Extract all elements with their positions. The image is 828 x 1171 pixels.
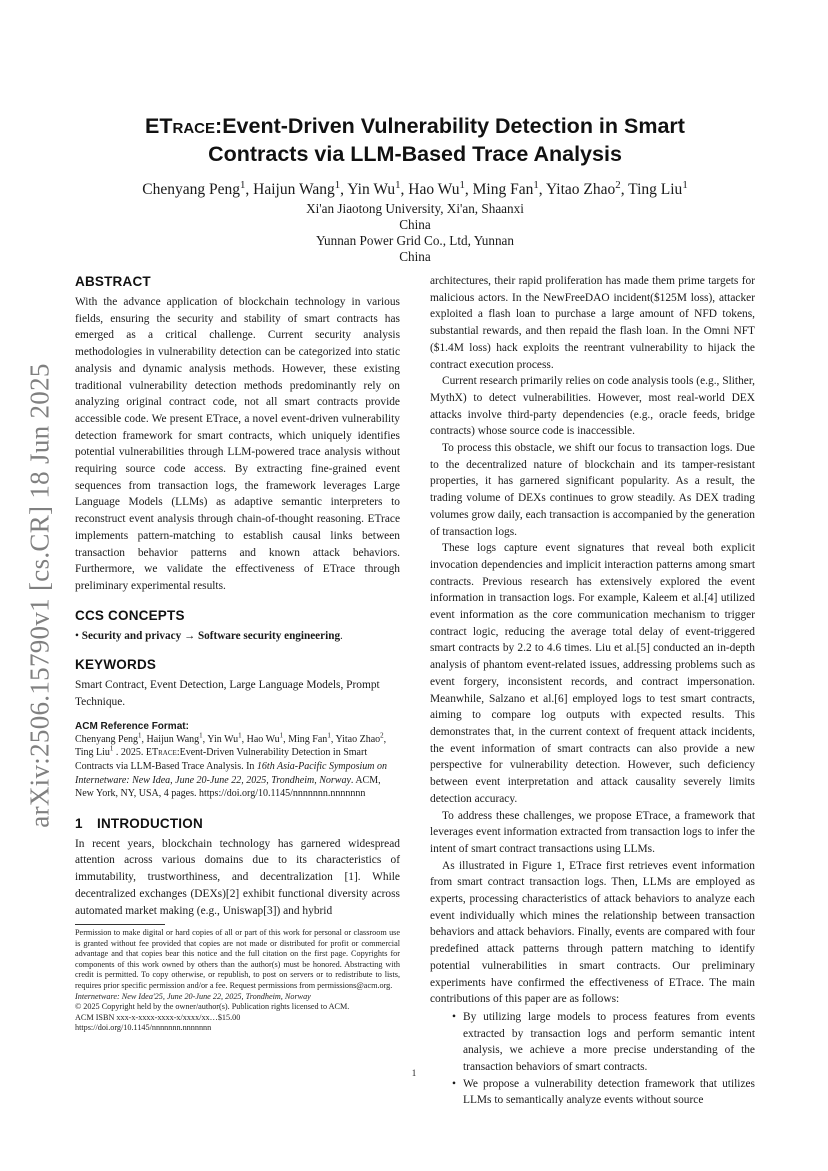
abstract-heading: ABSTRACT [75,274,151,289]
footnote-isbn: ACM ISBN xxx-x-xxxx-xxxx-x/xxxx/xx…$15.00 [75,1012,241,1022]
intro-paragraph-3: To process this obstacle, we shift our focus to transaction logs. Due to the decentralized nature of blockchain and its tamper-resistant properties, it has garnered significant popularity. As a result, the trading volume of DEXs continues to grow steadily. As DEX trading volumes grow daily, each transaction is accompanied by the generation of transaction logs. [430,442,755,538]
intro-paragraph-2: Current research primarily relies on code analysis tools (e.g., Slither, MythX) to detect vulnerabilities. However, most real-world DEX attacks involve third-party dependencies (e.g., oracle feeds, bridge contracts) whose source code is inaccessible. [430,375,756,438]
author-name: Yin Wu [347,181,396,198]
intro-paragraph-4: These logs capture event signatures that reveal both explicit invocation dependencies and implicit interaction patterns among smart contracts. Previous research has extensively explored the event information in transaction logs. For example, Kaleem et al.[4] utilized event information as the core communication mechanism to trigger contract logic, reducing the average total delay of event-triggered smart contracts by 2.2 to 4.6 times. Liu et al.[5] conducted an in-depth analysis of phantom event-related issues, addressing problems such as event forgery, inconsistent records, and contract impersonation. Meanwhile, Salzano et al.[6] employed logs to test smart contracts, aiming to compare log outputs with expected results. This demonstrates that, in the current context of frequent attack incidents, the event information of smart contracts can also provide a new perspective for vulnerability detection. However, such deficiency between event interpretation and attack causality severely limits detection accuracy. [430,542,755,805]
affiliation-2: Yunnan Power Grid Co., Ltd, Yunnan [315,233,515,248]
intro-paragraph-6: As illustrated in Figure 1, ETrace first retrieves event information from smart contract transaction logs. Then, LLMs are employed as experts, processing characteristics of attack behaviors to analyze each event individually which mines the relationship between transaction behaviors and attack behaviors. Finally, events are compared with four predefined attack patterns through pattern matching to identify potential vulnerabilities in smart contracts. Our preliminary experiments have confirmed the effectiveness of ETrace. The main contributions of this paper are as follows: [430,859,755,1006]
keywords-text: Smart Contract, Event Detection, Large Language Models, Prompt Technique. [75,679,380,709]
right-column [430,273,755,1109]
paper-title [90,112,740,168]
author [253,178,341,198]
contribution-list [430,1009,755,1109]
keywords-heading: KEYWORDS [75,657,157,673]
arxiv-id: arXiv:2506.15790v1 [cs.CR] 18 Jun 2025 [24,362,55,828]
footnote-copyright: © 2025 Copyright held by the owner/author(s). Publication rights licensed to ACM. [75,1002,350,1012]
intro-heading: 1 INTRODUCTION [75,815,203,831]
author [472,178,539,198]
page-number: 1 [411,1068,417,1078]
ccs-heading: CCS CONCEPTS [75,607,185,623]
author-name: Haijun Wang [253,181,335,198]
author-name: Hao Wu [408,181,460,198]
author [347,178,401,198]
abstract-text: With the advance application of blockchain technology in various fields, ensuring the security and stability of smart contracts has emerged as a critical challenge. Current security analysis methodologies in vulnerability detection can be categorized into static analysis and dynamic analysis methods. However, these existing traditional vulnerability detection methods predominantly rely on analyzing original contract code, not all smart contracts provide accessible code. We present ETrace, a novel event-driven vulnerability detection framework for smart contracts, which uniquely identifies potential vulnerabilities through LLM-powered trace analysis without requiring source code access. By extracting fine-grained event sequences from transaction logs, the framework leverages Large Language Models (LLMs) as adaptive semantic interpreters to reconstruct event analysis through chain-of-thought reasoning. ETrace implements pattern-matching to establish causal links between transaction behavior patterns and known attack behaviors. Furthermore, we validate the effectiveness of ETrace through preliminary experimental results. [75,296,400,592]
ccs-text: • Security and privacy → Software security engineering. [75,629,343,642]
author [408,178,465,198]
author-affiliation-mark: 1 [334,178,341,191]
intro-paragraph-5: To address these challenges, we propose ETrace, a framework that leverages event information extracted from transaction logs to infer the intent of smart contract transactions using LLMs. [430,809,755,855]
footnote-doi: https://doi.org/10.1145/nnnnnnn.nnnnnnn [75,1023,212,1033]
affiliation-1: Xi'an Jiaotong University, Xi'an, Shaanxi [306,201,524,216]
author-affiliation-mark: 1 [395,178,401,191]
contribution-item: • We propose a vulnerability detection framework that utilizes LLMs to semantically analyze events without source [430,1076,755,1109]
title-line1: :Event-Driven Vulnerability Detection in Smart [215,114,685,138]
author-name: Ting Liu [628,181,683,198]
acm-ref-text: Chenyang Peng$^1$, Haijun Wang$^1$, Yin Wu$^1$, Hao Wu$^1$, Ming Fan$^1$, Yitao Zhao$^2$, Ting Liu$^1$ . 2025. ETrace:Event-Driven Vulnerability Detection in Smart Contracts via LLM-Based Trace Analysis. In 16th Asia-Pacific Symposium on Internetware: New Idea, June 20-June 22, 2025, Trondheim, Norway. ACM, New York, NY, USA, 4 pages. https://doi.org/10.1145/nnnnnnn.nnnnnnn [75,731,387,800]
arxiv-stamp [20,345,60,845]
author-affiliation-mark: 2 [615,178,621,191]
acm-ref-heading: ACM Reference Format: [75,720,189,732]
title-system-name: ETrace [145,114,216,138]
author [628,178,688,198]
permission-text: Permission to make digital or hard copies of all or part of this work for personal or classroom use is granted without fee provided that copies are not made or distributed for profit or commercial advantage and that copies bear this notice and the full citation on the first page. Copyrights for components of this work owned by others than the author(s) must be honored. Abstracting with credit is permitted. To copy otherwise, or republish, to post on servers or to redistribute to lists, requires prior specific permission and/or a fee. Request permissions from permissions@acm.org. [75,928,400,990]
footnote-venue: Internetware: New Idea'25, June 20-June 22, 2025, Trondheim, Norway [75,991,311,1001]
author-affiliation-mark: 1 [682,178,688,191]
author-name: Chenyang Peng [142,181,240,198]
footnote-rule [75,924,165,925]
title-line2: Contracts via LLM-Based Trace Analysis [208,142,622,166]
author [545,178,621,198]
intro-paragraph-1: In recent years, blockchain technology has garnered widespread attention across various domains due to its characteristics of immutability, trustworthiness, and decentralization [1]. While decentralized exchanges (DEXs)[2] exhibit functional diversity across automated market making (e.g., Uniswap[3]) and hybrid [75,837,400,917]
author-name: Ming Fan [472,181,534,198]
affiliation-1-country: China [399,217,431,232]
affiliation-2-country: China [399,249,431,264]
intro-paragraph-continued: architectures, their rapid proliferation has made them prime targets for malicious actors. In the NewFreeDAO incident($125M loss), attacker exploited a flash loan to purchase a large amount of NFD tokens, substantial rewards, and then repaid the flash loan. In the Omni NFT ($1.4M loss) hack exploits the reentrant vulnerability to hijack the contract execution process. [430,275,755,371]
author [142,178,246,198]
author-name: Yitao Zhao [545,181,616,198]
author-affiliation-mark: 1 [240,178,246,191]
author-affiliation-mark: 1 [459,178,465,191]
contribution-item: • By utilizing large models to process features from events extracted by transaction logs and perform semantic intent analysis, we achieve a more precise understanding of the transaction behaviors of smart contracts. [430,1009,755,1076]
author-affiliation-mark: 1 [533,178,539,191]
author-list: Chenyang Peng$^1$, Haijun Wang$^1$, Yin Wu$^1$, Hao Wu$^1$, Ming Fan$^1$, Yitao Zhao$^2$, Ting Liu$^1$ [142,178,688,198]
left-column [75,273,400,919]
permission-footnote [75,928,400,1034]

**Task instructions**: Reproduce every line of the records above exactly, leaving the pictures out of your answer.

**Result**:
Extract all elements with their positions. The image is 828 x 1171 pixels.
abstract-heading: ABSTRACT [75,274,151,289]
footnote-isbn: ACM ISBN xxx-x-xxxx-xxxx-x/xxxx/xx…$15.00 [75,1012,241,1022]
intro-paragraph-3: To process this obstacle, we shift our focus to transaction logs. Due to the decentralized nature of blockchain and its tamper-resistant properties, it has garnered significant popularity. As a result, the trading volume of DEXs continues to grow steadily. As DEX trading volumes grow daily, each transaction is accompanied by the generation of transaction logs. [430,442,755,538]
intro-paragraph-2: Current research primarily relies on code analysis tools (e.g., Slither, MythX) to detect vulnerabilities. However, most real-world DEX attacks involve third-party dependencies (e.g., oracle feeds, bridge contracts) whose source code is inaccessible. [430,375,756,438]
author-name: Yin Wu [347,181,396,198]
intro-paragraph-4: These logs capture event signatures that reveal both explicit invocation dependencies and implicit interaction patterns among smart contracts. Previous research has extensively explored the event information in transaction logs. For example, Kaleem et al.[4] utilized event information as the core communication mechanism to trigger contract logic, reducing the average total delay of event-triggered smart contracts by 2.2 to 4.6 times. Liu et al.[5] conducted an in-depth analysis of phantom event-related issues, addressing problems such as event forgery, inconsistent records, and contract impersonation. Meanwhile, Salzano et al.[6] employed logs to test smart contracts, aiming to compare log outputs with expected results. This demonstrates that, in the current context of frequent attack incidents, the event information of smart contracts can also provide a new perspective for vulnerability detection. However, such deficiency between event interpretation and attack causality severely limits detection accuracy. [430,542,755,805]
affiliation-2: Yunnan Power Grid Co., Ltd, Yunnan [315,233,515,248]
intro-paragraph-6: As illustrated in Figure 1, ETrace first retrieves event information from smart contract transaction logs. Then, LLMs are employed as experts, processing characteristics of attack behaviors to analyze each event individually which mines the relationship between transaction behaviors and attack behaviors. Finally, events are compared with four predefined attack patterns through pattern matching to identify potential vulnerabilities in smart contracts. Our preliminary experiments have confirmed the effectiveness of ETrace. The main contributions of this paper are as follows: [430,859,755,1006]
keywords-text: Smart Contract, Event Detection, Large Language Models, Prompt Technique. [75,679,380,709]
right-column [430,273,755,1109]
paper-title [90,112,740,168]
author [253,178,341,198]
contribution-list [430,1009,755,1109]
keywords-heading: KEYWORDS [75,657,157,673]
arxiv-id: arXiv:2506.15790v1 [cs.CR] 18 Jun 2025 [24,362,55,828]
footnote-copyright: © 2025 Copyright held by the owner/author(s). Publication rights licensed to ACM. [75,1002,350,1012]
intro-heading: 1 INTRODUCTION [75,815,203,831]
author [472,178,539,198]
page-number: 1 [411,1068,417,1078]
ccs-heading: CCS CONCEPTS [75,607,185,623]
author-name: Haijun Wang [253,181,335,198]
author-name: Hao Wu [408,181,460,198]
author [347,178,401,198]
abstract-text: With the advance application of blockchain technology in various fields, ensuring the security and stability of smart contracts has emerged as a critical challenge. Current security analysis methodologies in vulnerability detection can be categorized into static analysis and dynamic analysis methods. However, these existing traditional vulnerability detection methods predominantly rely on analyzing original contract code, not all smart contracts provide accessible code. We present ETrace, a novel event-driven vulnerability detection framework for smart contracts, which uniquely identifies potential vulnerabilities through LLM-powered trace analysis without requiring source code access. By extracting fine-grained event sequences from transaction logs, the framework leverages Large Language Models (LLMs) as adaptive semantic interpreters to reconstruct event analysis through chain-of-thought reasoning. ETrace implements pattern-matching to establish causal links between transaction behavior patterns and known attack behaviors. Furthermore, we validate the effectiveness of ETrace through preliminary experimental results. [75,296,400,592]
ccs-text: • Security and privacy → Software security engineering. [75,629,343,642]
author [408,178,465,198]
author-affiliation-mark: 1 [334,178,341,191]
intro-paragraph-5: To address these challenges, we propose ETrace, a framework that leverages event information extracted from transaction logs to infer the intent of smart contract transactions using LLMs. [430,809,755,855]
footnote-doi: https://doi.org/10.1145/nnnnnnn.nnnnnnn [75,1023,212,1033]
affiliation-1: Xi'an Jiaotong University, Xi'an, Shaanxi [306,201,524,216]
author-affiliation-mark: 1 [395,178,401,191]
contribution-item: • We propose a vulnerability detection framework that utilizes LLMs to semantically analyze events without source [430,1076,755,1109]
title-line1: :Event-Driven Vulnerability Detection in Smart [215,114,685,138]
author-name: Ting Liu [628,181,683,198]
acm-ref-text: Chenyang Peng$^1$, Haijun Wang$^1$, Yin Wu$^1$, Hao Wu$^1$, Ming Fan$^1$, Yitao Zhao$^2$, Ting Liu$^1$ . 2025. ETrace:Event-Driven Vulnerability Detection in Smart Contracts via LLM-Based Trace Analysis. In 16th Asia-Pacific Symposium on Internetware: New Idea, June 20-June 22, 2025, Trondheim, Norway. ACM, New York, NY, USA, 4 pages. https://doi.org/10.1145/nnnnnnn.nnnnnnn [75,731,387,800]
arxiv-stamp [20,345,60,845]
author-affiliation-mark: 2 [615,178,621,191]
acm-ref-heading: ACM Reference Format: [75,720,189,732]
title-system-name: ETrace [145,114,216,138]
author [628,178,688,198]
permission-text: Permission to make digital or hard copies of all or part of this work for personal or classroom use is granted without fee provided that copies are not made or distributed for profit or commercial advantage and that copies bear this notice and the full citation on the first page. Copyrights for components of this work owned by others than the author(s) must be honored. Abstracting with credit is permitted. To copy otherwise, or republish, to post on servers or to redistribute to lists, requires prior specific permission and/or a fee. Request permissions from permissions@acm.org. [75,928,400,990]
footnote-venue: Internetware: New Idea'25, June 20-June 22, 2025, Trondheim, Norway [75,991,311,1001]
author-affiliation-mark: 1 [682,178,688,191]
author-name: Chenyang Peng [142,181,240,198]
footnote-rule [75,924,165,925]
title-line2: Contracts via LLM-Based Trace Analysis [208,142,622,166]
author [545,178,621,198]
intro-paragraph-1: In recent years, blockchain technology has garnered widespread attention across various domains due to its characteristics of immutability, trustworthiness, and decentralization [1]. While decentralized exchanges (DEXs)[2] exhibit functional diversity across automated market making (e.g., Uniswap[3]) and hybrid [75,837,400,917]
author-name: Ming Fan [472,181,534,198]
affiliation-1-country: China [399,217,431,232]
affiliation-2-country: China [399,249,431,264]
intro-paragraph-continued: architectures, their rapid proliferation has made them prime targets for malicious actors. In the NewFreeDAO incident($125M loss), attacker exploited a flash loan to purchase a large amount of NFD tokens, substantial rewards, and then repaid the flash loan. In the Omni NFT ($1.4M loss) hack exploits the reentrant vulnerability to hijack the contract execution process. [430,275,755,371]
author [142,178,246,198]
author-name: Yitao Zhao [545,181,616,198]
author-affiliation-mark: 1 [240,178,246,191]
author-affiliation-mark: 1 [459,178,465,191]
contribution-item: • By utilizing large models to process features from events extracted by transaction logs and perform semantic intent analysis, we achieve a more precise understanding of the transaction behaviors of smart contracts. [430,1009,755,1076]
author-affiliation-mark: 1 [533,178,539,191]
author-list: Chenyang Peng$^1$, Haijun Wang$^1$, Yin Wu$^1$, Hao Wu$^1$, Ming Fan$^1$, Yitao Zhao$^2$, Ting Liu$^1$ [142,178,688,198]
left-column [75,273,400,919]
permission-footnote [75,928,400,1034]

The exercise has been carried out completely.